Start of Listed entries
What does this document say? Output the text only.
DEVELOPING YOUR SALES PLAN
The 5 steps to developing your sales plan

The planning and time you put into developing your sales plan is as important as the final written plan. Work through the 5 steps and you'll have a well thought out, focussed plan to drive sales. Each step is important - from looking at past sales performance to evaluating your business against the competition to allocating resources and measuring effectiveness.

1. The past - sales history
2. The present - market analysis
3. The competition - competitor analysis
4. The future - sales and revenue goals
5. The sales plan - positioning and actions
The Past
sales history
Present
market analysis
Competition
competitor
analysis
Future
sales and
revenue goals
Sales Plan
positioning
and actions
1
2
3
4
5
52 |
End of Listed entries
Start of Listed entries
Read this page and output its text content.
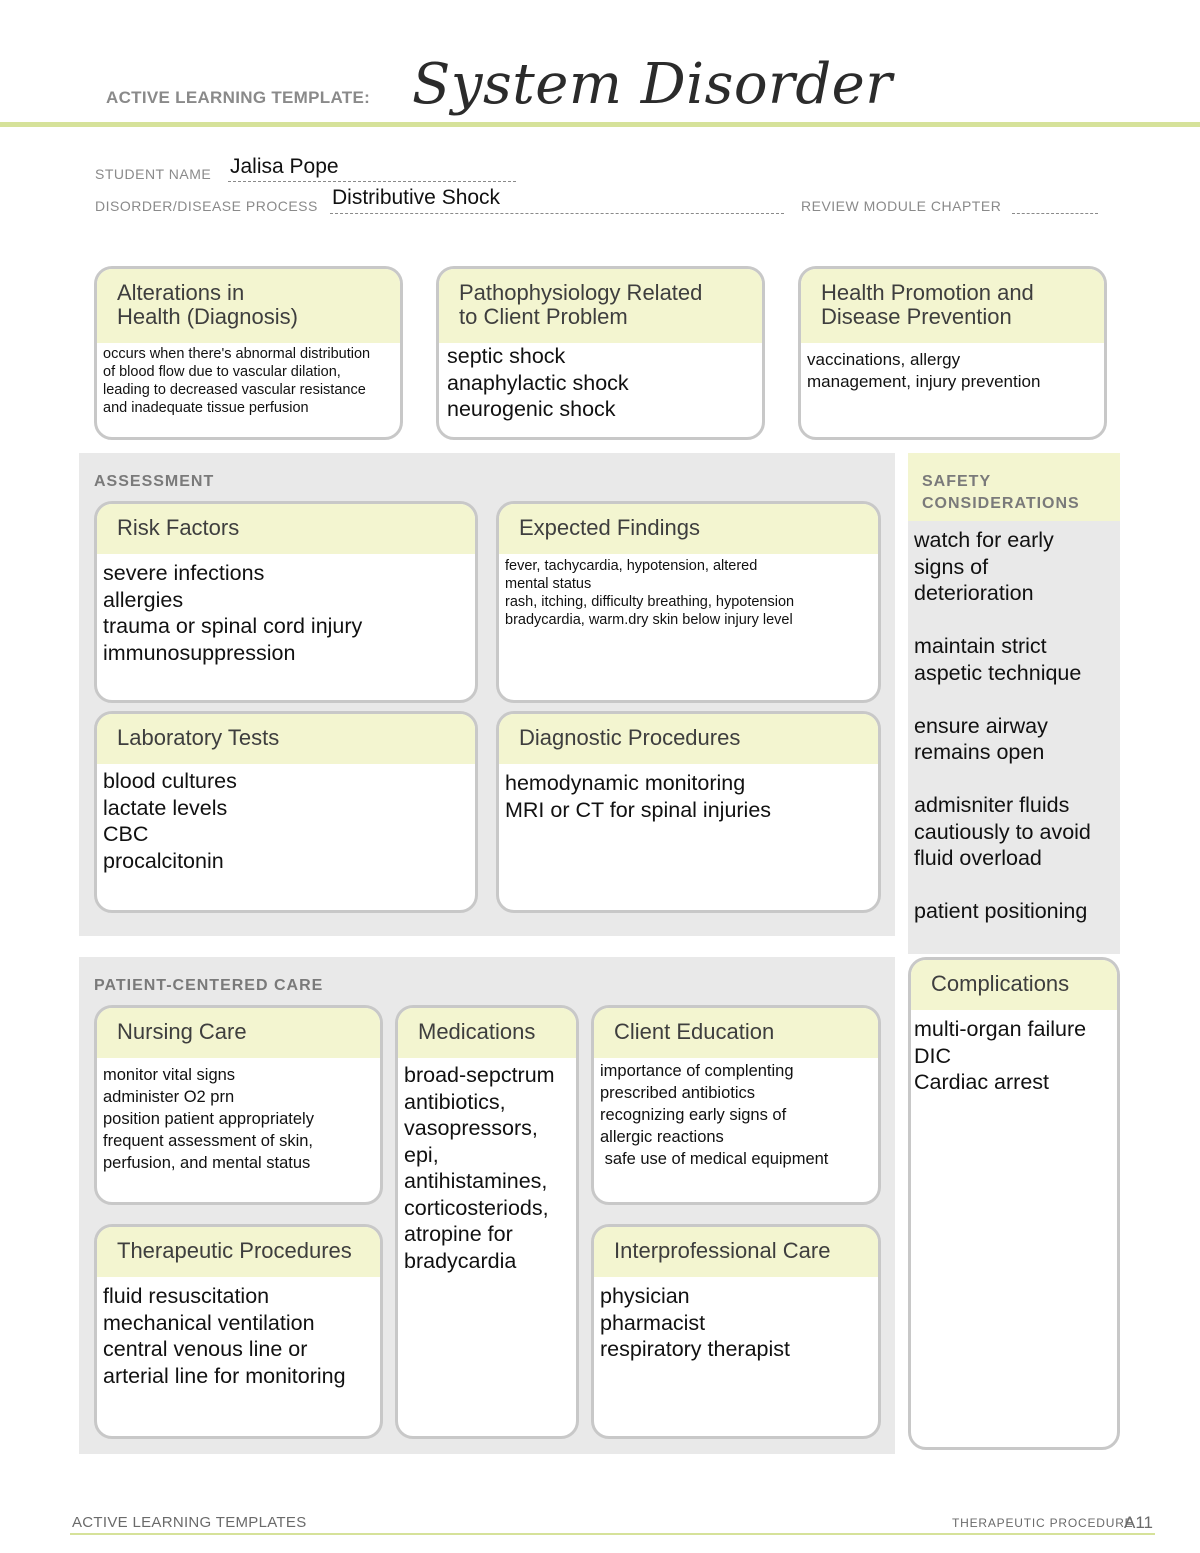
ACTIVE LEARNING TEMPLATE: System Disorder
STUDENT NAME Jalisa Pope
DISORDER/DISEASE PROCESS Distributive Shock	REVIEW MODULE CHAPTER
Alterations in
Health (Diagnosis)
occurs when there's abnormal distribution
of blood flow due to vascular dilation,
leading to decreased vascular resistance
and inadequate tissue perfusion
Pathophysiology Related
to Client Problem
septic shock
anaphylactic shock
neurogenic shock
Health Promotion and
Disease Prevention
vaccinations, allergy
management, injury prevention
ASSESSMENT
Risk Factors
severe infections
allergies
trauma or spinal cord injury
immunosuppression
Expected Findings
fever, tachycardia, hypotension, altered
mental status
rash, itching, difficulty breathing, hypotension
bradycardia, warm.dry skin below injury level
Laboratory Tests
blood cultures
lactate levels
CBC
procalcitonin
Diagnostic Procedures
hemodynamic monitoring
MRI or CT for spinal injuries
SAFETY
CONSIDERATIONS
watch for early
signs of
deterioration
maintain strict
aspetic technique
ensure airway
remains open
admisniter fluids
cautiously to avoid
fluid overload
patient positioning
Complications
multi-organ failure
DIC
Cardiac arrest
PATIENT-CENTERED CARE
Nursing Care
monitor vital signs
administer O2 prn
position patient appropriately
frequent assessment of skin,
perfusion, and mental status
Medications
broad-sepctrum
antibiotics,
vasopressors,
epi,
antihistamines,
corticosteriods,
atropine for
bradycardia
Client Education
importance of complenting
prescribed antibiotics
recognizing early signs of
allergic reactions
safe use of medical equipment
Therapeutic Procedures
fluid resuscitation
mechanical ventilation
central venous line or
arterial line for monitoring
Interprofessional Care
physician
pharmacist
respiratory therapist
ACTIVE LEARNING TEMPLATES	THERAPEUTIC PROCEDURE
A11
End of Listed entries
Start of Listed entries
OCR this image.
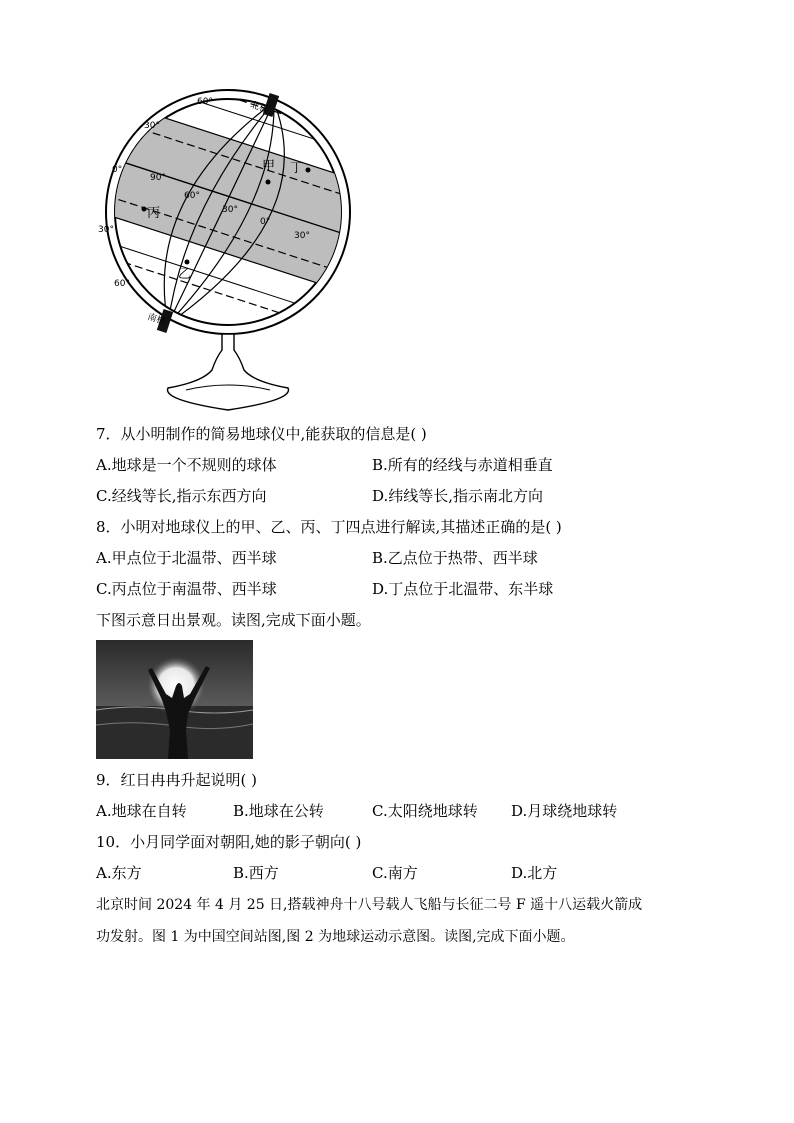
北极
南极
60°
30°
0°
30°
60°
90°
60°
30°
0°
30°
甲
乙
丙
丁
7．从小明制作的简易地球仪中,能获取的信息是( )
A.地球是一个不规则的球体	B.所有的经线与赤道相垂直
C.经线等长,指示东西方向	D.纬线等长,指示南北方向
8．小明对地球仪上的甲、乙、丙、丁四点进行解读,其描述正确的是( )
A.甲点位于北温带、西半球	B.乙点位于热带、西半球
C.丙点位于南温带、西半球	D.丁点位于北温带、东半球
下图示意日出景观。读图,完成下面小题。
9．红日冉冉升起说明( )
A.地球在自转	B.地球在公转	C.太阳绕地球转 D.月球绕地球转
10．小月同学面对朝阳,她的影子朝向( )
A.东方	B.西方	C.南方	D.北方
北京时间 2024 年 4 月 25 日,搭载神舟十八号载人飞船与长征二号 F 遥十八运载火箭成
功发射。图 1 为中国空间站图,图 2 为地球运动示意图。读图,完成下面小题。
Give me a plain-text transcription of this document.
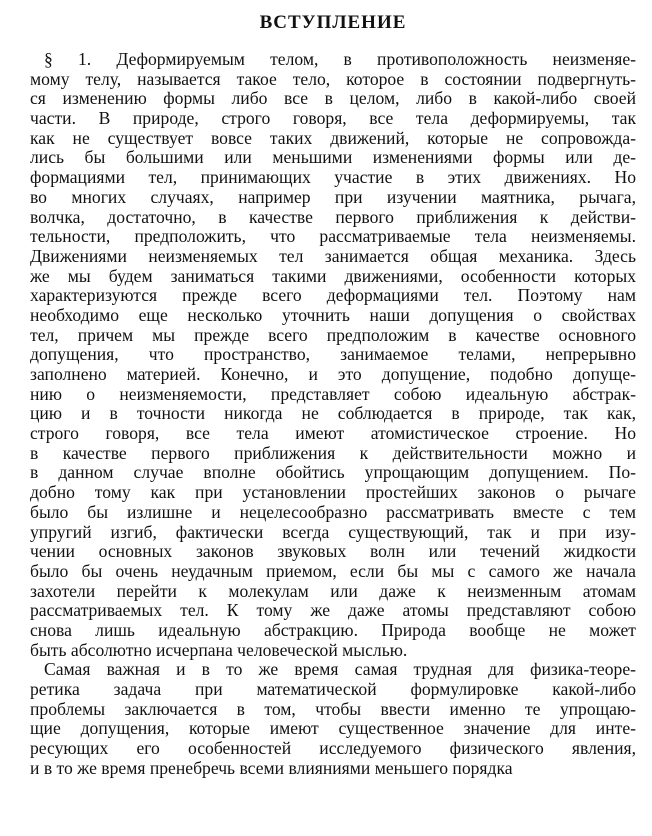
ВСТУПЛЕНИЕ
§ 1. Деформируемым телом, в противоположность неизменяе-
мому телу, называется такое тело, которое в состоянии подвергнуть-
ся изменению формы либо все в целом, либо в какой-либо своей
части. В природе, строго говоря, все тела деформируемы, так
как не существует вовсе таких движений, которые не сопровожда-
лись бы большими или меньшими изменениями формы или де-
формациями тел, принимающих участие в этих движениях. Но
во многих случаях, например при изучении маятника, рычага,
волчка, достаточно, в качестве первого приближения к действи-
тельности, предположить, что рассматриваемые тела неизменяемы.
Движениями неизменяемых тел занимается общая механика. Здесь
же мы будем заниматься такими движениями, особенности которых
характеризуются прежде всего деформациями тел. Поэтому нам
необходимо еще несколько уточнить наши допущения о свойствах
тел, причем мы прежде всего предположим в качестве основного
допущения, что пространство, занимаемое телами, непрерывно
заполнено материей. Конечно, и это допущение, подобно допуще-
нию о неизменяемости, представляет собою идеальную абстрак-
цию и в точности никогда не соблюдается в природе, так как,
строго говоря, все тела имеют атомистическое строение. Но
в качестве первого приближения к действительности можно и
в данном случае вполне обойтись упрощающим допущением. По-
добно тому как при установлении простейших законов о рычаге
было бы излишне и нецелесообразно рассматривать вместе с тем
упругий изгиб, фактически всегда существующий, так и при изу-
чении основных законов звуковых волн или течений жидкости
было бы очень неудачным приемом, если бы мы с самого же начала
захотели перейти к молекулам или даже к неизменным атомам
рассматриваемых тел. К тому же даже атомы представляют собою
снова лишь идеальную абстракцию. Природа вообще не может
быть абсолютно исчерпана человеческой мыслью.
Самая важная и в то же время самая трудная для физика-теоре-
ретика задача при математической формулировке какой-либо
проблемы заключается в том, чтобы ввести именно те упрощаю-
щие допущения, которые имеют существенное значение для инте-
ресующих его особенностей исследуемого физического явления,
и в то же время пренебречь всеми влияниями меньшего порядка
End of Listed entries
**Aim of the exercise**
From the records above, pick out and copy each line holding the word "goals".

**Exercise answer**
4. The future - sales and revenue goals
revenue goals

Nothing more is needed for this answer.